====== FRAGMENTO MOSTRADO ======

Desde hace más de medio siglo hemos repetido, no solo en relación con las ciudades, que ya no se trata de construir, sino de empezar a pensar que la locura constructivista ha alcanzado límites que deben ser bloqueados. Deconstruir, desmecanizar, deselectrificar, desmineralizar; en resumen, renaturalizar toda la sociedad y el entorno en el que vive el hombre: esta es la consigna verdaderamente futurista de hoy (Política y Construcción, cit.). Esto no significa renunciar en absoluto a la ciencia y la tecnología, sino simplemente suprimir definitivamente su dominio, o mejor dicho, el dominio que el Capital también ejerce a través de ellas. Como es habitual, dialécticamente, así como el Estado servirá al hombre para liberarse del Estado, la ciencia y la tecnología le servirán para liberarse de la esclavitud de la ciencia, la tecnología y el Capital.

La técnica y el plan

El capital actúa concentrado; se valoriza mejor donde hay otro capital. Por lo tanto, tiende a concentrar hombres y recursos en áreas restringidas, sobre las cuales debe construir entornos que contengan hombres y recursos. La metrópolis moderna es vertical no solo para mitigar la especulación de la clase terrateniente con el suelo edificable, sino sobre todo porque es hija de la concentración histórica e irreversible del capital. Debe expandirse, pero el espacio gravita alrededor de los centros de acumulación y la altura de los edificios tiene límites. La técnica de construcción verticalista es muy costosa; y entonces no se puede construir una acería-rascacielos, ni se puede instalar en la ciudad; donde, por lo tanto, permanecen las «oficinas», es decir, las arterias donde late el capital. El hombre, una vez completadas sus tareas, es eliminado; las ciudades satélite se multiplican y crecen horizontalmente. La ciudad, negada a la vida humana, se convierte al mismo tiempo en una forma artificial de vida: un cuerpo de acero y hormigón con sus órganos, su circulación, su metabolismo, sus nervios, su inteligencia, su crecimiento. De su estructura, tal como es, surgirá su metamorfosis en una forma natural de vida.

Cuando el capital no existía y el trabajo coincidía en gran medida con la vida, es decir, no se pagaba, y menos aún por hora, la ciudad estaba compuesta casi exclusivamente por imponentes obras públicas capaces de desafiar el tiempo. La ciudad moderna está abandonada a la continua reconstrucción de obras privadas; el mantenimiento es un gasto pasivo, mejor demoler. La infraestructura, es decir, el espacio y el equipamiento de servicios para el capital privado, se deja a la intervención pública. Este se embolsa las ganancias, mientras que la responsabilidad recae en la comunidad.

======

- **PROBLEMA PLANTEADO 1**
Enumera todo lo que, según el fragmento sobre el capital y la ciudad, posee la ciudad como cuerpo de acero y hormigón.
El fragmento y las filas son materiales independientes entre sí.

====== DATOS DE TRABAJO ======

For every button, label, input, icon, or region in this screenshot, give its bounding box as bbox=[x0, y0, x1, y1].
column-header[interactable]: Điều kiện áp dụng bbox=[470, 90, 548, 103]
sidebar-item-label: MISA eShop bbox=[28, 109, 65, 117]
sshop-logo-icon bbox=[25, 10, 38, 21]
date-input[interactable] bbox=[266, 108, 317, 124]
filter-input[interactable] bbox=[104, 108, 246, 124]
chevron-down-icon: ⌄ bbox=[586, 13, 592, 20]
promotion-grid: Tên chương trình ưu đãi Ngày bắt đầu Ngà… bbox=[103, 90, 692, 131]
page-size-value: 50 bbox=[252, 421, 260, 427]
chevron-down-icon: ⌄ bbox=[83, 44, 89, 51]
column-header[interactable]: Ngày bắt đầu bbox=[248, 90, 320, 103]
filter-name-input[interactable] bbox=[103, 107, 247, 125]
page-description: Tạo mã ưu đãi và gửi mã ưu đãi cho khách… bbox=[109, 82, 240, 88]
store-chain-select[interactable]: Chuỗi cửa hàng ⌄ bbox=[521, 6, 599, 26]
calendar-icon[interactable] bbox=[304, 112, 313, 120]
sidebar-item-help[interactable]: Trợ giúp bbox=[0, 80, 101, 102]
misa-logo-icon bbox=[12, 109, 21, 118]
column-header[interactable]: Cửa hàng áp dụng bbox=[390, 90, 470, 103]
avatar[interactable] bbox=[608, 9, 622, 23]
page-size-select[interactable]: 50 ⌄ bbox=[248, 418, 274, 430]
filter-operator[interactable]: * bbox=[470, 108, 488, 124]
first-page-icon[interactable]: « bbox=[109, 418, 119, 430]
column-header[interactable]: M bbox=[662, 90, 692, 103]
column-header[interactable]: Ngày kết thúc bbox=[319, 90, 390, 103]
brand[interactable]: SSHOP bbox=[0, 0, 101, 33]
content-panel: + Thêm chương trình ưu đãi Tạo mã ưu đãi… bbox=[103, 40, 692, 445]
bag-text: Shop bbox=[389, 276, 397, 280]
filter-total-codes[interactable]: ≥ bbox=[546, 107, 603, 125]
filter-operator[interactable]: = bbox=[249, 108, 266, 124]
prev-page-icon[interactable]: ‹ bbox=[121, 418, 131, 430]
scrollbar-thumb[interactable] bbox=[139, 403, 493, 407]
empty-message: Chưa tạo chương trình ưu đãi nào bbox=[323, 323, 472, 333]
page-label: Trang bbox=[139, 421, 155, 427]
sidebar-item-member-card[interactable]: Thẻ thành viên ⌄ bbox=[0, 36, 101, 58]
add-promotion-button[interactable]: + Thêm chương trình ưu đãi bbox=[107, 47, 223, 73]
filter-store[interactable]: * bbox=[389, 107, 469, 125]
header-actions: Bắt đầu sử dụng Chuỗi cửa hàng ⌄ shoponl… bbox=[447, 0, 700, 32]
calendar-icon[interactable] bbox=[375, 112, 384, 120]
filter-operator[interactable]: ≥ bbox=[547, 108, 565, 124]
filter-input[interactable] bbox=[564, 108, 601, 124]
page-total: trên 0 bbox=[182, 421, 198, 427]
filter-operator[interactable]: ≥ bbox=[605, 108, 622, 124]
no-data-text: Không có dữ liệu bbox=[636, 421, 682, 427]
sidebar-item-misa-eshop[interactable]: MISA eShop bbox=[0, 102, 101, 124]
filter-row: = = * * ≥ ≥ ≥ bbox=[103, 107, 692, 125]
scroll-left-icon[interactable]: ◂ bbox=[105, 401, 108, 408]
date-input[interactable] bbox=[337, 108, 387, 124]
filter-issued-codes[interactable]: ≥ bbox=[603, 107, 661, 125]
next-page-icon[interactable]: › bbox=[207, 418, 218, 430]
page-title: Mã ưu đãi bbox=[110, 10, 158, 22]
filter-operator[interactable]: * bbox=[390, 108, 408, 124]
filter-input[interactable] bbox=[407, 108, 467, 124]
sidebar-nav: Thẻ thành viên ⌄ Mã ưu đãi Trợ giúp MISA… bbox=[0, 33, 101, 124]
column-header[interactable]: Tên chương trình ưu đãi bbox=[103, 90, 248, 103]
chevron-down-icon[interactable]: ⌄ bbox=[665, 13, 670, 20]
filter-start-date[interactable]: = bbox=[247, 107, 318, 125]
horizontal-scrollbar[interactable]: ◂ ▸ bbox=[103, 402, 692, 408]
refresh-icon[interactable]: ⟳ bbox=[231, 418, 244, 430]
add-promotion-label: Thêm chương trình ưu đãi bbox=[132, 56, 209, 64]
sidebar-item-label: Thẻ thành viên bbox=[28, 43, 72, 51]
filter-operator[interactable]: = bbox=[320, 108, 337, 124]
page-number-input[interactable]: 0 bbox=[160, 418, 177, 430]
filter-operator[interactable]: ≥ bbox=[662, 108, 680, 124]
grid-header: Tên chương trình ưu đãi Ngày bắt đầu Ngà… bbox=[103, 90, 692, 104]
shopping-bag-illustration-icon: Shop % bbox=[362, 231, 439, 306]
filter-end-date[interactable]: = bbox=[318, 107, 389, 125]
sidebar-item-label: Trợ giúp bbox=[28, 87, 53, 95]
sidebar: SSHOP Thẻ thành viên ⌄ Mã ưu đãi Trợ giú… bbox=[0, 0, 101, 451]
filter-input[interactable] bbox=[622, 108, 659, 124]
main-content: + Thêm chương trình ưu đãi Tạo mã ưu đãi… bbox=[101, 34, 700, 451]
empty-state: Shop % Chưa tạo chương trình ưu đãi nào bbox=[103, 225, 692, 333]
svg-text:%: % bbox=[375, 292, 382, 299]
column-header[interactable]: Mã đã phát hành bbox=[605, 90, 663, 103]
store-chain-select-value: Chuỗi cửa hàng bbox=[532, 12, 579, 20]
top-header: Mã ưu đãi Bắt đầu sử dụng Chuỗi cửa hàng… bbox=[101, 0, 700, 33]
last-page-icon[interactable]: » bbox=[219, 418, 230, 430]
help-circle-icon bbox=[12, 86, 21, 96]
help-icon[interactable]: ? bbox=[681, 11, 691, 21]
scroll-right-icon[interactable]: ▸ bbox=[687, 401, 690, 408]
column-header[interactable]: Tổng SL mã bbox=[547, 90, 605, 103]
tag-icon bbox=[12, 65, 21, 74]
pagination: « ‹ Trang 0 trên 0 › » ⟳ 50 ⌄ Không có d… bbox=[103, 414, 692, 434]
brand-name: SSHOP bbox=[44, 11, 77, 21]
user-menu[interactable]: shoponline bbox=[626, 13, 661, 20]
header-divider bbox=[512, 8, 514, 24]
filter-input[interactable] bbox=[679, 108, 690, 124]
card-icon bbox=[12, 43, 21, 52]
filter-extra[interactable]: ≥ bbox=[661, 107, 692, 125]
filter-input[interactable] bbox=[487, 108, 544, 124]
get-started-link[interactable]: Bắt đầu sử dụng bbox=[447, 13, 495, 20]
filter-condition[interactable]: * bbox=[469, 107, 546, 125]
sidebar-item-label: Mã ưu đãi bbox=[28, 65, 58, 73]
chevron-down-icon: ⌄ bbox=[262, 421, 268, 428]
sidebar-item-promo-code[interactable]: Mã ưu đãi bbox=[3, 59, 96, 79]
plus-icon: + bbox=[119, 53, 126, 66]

======

- **PROBLEMA PLANTEADO 2**
Filtra las filas y copia cada una que contenga la palabra "Trang", teniendo en cuenta mayúsculas y minúsculas.

- **RESPUESTA CORRECTA 1**
Órganos, circulación, metabolismo, nervios, inteligencia y crecimiento.

- **RESPUESTA CORRECTA 2**
page-label: Trang bbox=[139, 421, 155, 427]
pagination: « ‹ Trang 0 trên 0 › » ⟳ 50 ⌄ Không có d… bbox=[103, 414, 692, 434]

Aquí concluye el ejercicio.